**Given instruction**
Where the string "orang" occurs in the material below, report the whole line.
************
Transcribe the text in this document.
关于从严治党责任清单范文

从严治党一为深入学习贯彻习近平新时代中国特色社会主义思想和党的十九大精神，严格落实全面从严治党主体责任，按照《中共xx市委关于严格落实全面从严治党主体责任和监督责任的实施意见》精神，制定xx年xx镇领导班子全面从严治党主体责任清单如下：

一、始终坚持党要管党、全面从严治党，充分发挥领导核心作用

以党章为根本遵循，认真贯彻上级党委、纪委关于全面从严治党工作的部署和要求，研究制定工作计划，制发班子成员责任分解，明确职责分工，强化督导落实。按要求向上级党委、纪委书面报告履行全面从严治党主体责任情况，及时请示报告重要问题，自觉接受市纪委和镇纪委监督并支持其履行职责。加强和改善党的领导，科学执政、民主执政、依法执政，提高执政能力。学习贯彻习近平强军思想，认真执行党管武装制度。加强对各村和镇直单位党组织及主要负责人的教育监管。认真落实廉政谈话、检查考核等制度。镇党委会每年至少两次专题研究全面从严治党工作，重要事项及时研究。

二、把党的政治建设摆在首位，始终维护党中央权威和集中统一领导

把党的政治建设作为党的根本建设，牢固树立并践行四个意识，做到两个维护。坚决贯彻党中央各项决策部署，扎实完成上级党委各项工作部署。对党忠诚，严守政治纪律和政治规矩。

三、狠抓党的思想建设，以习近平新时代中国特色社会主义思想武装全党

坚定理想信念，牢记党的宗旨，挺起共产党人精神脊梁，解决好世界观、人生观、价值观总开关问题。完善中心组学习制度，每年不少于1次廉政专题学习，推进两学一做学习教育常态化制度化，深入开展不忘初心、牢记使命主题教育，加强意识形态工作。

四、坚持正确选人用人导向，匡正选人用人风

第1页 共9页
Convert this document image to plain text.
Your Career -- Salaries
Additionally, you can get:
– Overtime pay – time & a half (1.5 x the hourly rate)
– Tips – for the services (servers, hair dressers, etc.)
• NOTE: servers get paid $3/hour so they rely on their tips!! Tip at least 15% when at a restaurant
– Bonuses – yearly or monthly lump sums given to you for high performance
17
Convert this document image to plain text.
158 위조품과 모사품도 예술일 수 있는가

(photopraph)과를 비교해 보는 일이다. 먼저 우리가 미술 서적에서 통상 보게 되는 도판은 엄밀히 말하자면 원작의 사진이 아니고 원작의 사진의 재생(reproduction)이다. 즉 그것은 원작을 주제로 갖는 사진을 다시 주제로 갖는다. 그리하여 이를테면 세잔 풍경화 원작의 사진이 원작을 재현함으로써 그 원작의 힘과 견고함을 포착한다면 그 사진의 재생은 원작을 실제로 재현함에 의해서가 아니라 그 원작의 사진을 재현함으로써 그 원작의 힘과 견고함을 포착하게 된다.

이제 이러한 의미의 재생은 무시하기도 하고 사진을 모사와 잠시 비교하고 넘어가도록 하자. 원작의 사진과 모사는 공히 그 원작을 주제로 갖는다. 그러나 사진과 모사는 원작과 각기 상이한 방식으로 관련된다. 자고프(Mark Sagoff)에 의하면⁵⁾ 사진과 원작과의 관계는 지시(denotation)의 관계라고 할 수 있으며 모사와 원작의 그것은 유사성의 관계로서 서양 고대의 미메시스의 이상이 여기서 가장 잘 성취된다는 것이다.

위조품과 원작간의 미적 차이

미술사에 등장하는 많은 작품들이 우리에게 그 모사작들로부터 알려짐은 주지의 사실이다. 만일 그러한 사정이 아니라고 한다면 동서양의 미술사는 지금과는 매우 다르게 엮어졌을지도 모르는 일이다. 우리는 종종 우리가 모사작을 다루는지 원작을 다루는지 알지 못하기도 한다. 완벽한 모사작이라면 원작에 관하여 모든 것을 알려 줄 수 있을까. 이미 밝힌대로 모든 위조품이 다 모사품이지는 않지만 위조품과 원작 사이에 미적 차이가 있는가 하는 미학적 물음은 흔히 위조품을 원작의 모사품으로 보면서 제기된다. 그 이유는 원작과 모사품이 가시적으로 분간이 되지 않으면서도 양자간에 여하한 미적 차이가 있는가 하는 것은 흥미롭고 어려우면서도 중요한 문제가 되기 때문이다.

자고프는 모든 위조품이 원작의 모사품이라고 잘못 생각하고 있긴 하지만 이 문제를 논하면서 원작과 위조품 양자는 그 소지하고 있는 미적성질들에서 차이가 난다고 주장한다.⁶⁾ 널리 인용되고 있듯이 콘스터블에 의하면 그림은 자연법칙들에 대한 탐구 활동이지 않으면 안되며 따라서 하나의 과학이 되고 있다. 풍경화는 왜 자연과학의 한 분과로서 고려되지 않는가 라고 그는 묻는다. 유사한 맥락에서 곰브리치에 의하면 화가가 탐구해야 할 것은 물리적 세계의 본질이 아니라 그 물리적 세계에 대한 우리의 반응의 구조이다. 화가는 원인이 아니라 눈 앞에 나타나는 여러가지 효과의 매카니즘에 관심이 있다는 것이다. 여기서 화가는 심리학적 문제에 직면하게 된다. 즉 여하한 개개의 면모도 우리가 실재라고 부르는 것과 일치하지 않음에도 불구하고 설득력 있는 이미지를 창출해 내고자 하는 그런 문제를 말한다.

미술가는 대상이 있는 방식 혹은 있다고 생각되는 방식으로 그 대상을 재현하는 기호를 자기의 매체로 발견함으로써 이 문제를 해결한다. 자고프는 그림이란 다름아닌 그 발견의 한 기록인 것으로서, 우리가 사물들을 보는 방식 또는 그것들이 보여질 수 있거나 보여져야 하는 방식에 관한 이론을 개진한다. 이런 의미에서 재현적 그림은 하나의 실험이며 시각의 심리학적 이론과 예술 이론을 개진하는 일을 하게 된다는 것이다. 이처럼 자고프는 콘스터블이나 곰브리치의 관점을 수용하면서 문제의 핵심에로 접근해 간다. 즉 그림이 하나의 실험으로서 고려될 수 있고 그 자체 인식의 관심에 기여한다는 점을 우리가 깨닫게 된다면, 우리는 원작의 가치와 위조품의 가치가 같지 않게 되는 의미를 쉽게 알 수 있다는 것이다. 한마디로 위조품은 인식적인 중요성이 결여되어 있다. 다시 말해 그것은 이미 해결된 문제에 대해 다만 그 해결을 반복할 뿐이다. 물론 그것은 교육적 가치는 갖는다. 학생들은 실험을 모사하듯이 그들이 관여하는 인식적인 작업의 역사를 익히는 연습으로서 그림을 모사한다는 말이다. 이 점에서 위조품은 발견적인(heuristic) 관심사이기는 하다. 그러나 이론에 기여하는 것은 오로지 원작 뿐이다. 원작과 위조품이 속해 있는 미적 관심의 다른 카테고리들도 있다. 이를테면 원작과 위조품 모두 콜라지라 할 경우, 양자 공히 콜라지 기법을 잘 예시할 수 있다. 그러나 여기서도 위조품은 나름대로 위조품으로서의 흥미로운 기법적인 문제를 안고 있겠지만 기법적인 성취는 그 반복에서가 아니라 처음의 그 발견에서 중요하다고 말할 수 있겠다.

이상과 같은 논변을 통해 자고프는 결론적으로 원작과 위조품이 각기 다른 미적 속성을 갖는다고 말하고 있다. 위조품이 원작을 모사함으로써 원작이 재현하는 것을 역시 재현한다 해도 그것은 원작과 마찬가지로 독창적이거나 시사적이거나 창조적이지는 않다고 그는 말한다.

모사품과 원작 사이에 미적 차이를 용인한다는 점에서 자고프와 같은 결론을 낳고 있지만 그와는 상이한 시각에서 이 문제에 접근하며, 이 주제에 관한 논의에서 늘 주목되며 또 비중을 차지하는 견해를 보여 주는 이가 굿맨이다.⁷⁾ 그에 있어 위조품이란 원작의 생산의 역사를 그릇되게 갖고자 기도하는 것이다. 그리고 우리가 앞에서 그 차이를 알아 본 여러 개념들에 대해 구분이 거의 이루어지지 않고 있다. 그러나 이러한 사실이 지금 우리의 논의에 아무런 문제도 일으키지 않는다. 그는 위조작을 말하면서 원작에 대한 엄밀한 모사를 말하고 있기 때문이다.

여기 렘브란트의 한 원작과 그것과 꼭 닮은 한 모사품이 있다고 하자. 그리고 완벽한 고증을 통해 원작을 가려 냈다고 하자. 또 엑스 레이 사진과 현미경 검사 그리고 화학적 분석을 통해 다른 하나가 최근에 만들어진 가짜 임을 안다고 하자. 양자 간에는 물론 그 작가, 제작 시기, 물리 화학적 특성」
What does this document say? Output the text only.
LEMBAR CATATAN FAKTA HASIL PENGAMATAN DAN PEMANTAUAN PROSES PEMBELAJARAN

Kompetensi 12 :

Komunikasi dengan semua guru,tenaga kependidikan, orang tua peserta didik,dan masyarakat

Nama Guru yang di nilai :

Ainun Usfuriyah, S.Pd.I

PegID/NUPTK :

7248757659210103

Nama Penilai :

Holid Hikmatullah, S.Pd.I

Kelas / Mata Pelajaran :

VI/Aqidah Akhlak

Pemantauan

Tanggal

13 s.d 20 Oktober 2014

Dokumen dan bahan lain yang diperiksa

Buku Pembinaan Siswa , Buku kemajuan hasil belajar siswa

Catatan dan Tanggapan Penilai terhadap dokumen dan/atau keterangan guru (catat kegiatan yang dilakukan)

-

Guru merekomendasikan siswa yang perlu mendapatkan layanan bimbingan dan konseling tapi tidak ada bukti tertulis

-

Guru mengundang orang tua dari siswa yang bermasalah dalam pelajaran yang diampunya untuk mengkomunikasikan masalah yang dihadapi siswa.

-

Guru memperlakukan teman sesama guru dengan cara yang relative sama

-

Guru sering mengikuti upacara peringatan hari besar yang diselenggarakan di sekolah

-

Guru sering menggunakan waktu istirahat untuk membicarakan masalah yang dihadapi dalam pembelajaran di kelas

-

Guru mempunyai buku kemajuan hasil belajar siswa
************
**Solution below**
Komunikasi dengan semua guru,tenaga kependidikan, orang tua peserta didik,dan masyarakat
Guru mengundang orang tua dari siswa yang bermasalah dalam pelajaran yang diampunya untuk mengkomunikasikan masalah yang dihadapi siswa.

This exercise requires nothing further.